読む文章 –
►

量刑不当などとして控訴
第一審の判決が言い渡されてから約半年後の2026年1月14日に行われた控訴審。
被告は、被告の上下スウェット、口元にひげをたくわえた姿で入廷しました。被告は証言台の前の椅子に姿勢よく座り、裁判長をまっすぐ見ていました。
広島高裁岡山支部の菱田泰信裁判長は、
「動機が報酬目的であるとした原判決に誤りはない」
とした上で、
「人の生命を金銭獲得の手段としている点で殺人(未遂)罪の中で最も強い非難が妥当」
などとし、原判決が不合理とはいえないとしました。
さらに、知人の男が首謀者であることを踏まえても、被告が主体的に行動したことなどを理由に、
「両親に強い殺意を抱いて本件を計画して主導した共犯者こそが首謀者であることを踏まえても、本件が同種事案の中でも重い部類に属するとした原判決に誤りはない」

◄

やること –
1. 控訴審の記事によると、控訴審が行われたのは何年何月何日か。
2. 控訴審の記事について、最後に示された文に続く部分を書け。

コレクションの項目:
►

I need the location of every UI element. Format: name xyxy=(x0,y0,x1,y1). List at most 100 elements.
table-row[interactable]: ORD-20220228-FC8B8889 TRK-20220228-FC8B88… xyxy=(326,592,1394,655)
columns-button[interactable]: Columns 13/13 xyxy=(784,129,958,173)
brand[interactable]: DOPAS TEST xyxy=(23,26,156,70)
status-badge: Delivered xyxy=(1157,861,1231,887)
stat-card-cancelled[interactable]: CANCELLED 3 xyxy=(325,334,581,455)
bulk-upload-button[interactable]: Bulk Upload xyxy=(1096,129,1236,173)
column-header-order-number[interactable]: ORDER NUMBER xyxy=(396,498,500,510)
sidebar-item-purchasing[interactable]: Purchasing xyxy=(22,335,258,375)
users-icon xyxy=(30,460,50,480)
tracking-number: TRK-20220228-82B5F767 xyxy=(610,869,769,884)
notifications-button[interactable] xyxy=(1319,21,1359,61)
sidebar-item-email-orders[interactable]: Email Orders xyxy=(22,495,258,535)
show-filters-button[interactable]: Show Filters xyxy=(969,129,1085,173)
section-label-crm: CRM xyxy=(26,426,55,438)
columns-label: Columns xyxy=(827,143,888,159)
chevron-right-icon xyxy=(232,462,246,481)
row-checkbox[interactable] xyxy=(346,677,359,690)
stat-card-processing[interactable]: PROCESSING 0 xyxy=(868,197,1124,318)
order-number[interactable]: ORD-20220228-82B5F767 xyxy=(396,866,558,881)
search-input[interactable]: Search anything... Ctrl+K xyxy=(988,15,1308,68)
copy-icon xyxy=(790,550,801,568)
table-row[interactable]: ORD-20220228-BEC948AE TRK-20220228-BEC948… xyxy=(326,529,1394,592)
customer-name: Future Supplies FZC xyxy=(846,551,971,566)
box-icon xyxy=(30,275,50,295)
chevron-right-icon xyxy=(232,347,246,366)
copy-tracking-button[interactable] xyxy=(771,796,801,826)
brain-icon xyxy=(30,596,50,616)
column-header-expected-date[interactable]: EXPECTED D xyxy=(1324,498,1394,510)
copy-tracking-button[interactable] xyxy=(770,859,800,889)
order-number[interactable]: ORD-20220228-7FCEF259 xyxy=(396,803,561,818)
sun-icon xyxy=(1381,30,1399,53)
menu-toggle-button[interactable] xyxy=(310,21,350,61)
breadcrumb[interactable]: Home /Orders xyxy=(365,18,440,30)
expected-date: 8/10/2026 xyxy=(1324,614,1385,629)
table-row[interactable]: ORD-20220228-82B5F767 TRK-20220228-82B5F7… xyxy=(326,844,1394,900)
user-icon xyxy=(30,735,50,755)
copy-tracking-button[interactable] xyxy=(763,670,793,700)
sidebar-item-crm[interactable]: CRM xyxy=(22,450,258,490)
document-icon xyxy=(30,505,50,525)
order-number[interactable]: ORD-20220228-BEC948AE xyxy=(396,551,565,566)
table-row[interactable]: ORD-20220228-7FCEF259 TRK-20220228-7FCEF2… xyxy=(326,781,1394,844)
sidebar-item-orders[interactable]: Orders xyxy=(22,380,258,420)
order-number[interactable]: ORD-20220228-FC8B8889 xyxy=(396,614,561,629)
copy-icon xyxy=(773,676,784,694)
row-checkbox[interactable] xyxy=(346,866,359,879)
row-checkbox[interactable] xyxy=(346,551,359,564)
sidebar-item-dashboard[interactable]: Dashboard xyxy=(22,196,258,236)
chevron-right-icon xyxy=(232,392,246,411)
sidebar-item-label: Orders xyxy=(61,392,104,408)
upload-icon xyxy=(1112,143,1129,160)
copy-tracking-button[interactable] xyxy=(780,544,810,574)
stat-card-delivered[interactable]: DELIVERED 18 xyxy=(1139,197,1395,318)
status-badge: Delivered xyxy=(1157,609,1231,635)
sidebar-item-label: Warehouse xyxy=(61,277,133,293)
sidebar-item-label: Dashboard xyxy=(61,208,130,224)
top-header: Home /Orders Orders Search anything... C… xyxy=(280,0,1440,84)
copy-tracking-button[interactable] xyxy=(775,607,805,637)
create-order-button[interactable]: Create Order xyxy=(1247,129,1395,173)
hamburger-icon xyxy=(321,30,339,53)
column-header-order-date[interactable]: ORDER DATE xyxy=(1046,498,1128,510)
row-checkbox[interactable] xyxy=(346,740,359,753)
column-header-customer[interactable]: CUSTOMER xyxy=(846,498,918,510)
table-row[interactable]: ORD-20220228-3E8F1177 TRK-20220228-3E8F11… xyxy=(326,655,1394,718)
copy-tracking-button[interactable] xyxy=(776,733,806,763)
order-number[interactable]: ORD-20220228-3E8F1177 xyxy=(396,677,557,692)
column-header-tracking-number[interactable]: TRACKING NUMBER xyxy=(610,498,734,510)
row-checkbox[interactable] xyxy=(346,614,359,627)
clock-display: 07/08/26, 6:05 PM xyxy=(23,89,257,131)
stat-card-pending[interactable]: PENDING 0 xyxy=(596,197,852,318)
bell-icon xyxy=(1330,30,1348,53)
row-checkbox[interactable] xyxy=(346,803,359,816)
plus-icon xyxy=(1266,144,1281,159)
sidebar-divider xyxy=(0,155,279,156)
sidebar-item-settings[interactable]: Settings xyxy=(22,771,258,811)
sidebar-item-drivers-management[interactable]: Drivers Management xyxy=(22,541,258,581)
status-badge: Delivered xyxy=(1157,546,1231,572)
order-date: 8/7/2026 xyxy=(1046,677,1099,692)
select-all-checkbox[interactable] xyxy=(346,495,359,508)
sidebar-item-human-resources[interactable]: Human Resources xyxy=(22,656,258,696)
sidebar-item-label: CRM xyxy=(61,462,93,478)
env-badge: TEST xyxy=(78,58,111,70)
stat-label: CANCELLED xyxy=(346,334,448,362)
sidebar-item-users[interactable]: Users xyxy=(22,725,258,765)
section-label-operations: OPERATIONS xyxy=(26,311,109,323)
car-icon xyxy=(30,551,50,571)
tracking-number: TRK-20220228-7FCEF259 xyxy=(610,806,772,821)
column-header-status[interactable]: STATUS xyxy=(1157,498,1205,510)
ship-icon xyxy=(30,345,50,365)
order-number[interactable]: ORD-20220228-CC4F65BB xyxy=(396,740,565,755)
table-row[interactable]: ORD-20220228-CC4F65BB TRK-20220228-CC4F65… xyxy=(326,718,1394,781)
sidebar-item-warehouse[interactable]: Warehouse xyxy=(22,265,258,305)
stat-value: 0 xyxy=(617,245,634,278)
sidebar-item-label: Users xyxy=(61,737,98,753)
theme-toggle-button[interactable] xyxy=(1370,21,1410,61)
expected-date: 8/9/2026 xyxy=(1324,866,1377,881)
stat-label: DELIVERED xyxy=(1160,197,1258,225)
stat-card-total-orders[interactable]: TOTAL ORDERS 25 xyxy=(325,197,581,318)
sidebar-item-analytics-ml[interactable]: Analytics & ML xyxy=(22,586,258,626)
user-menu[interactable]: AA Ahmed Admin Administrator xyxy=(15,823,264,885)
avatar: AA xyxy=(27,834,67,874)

◄

解答 –
1. 2026年1月14日。

2.
などとして被告の主張を退け、一審の無期懲役の判決を支持しました。
判決の理由が述べられている間、被告は下を向いたり、右肩を回したり、足をのばして背もたれにもたれたりするなどしていました。
被告は裁判長から上告について説明を受けたとき、小さくうなずくような反応がありましたが、上告はしませんでした。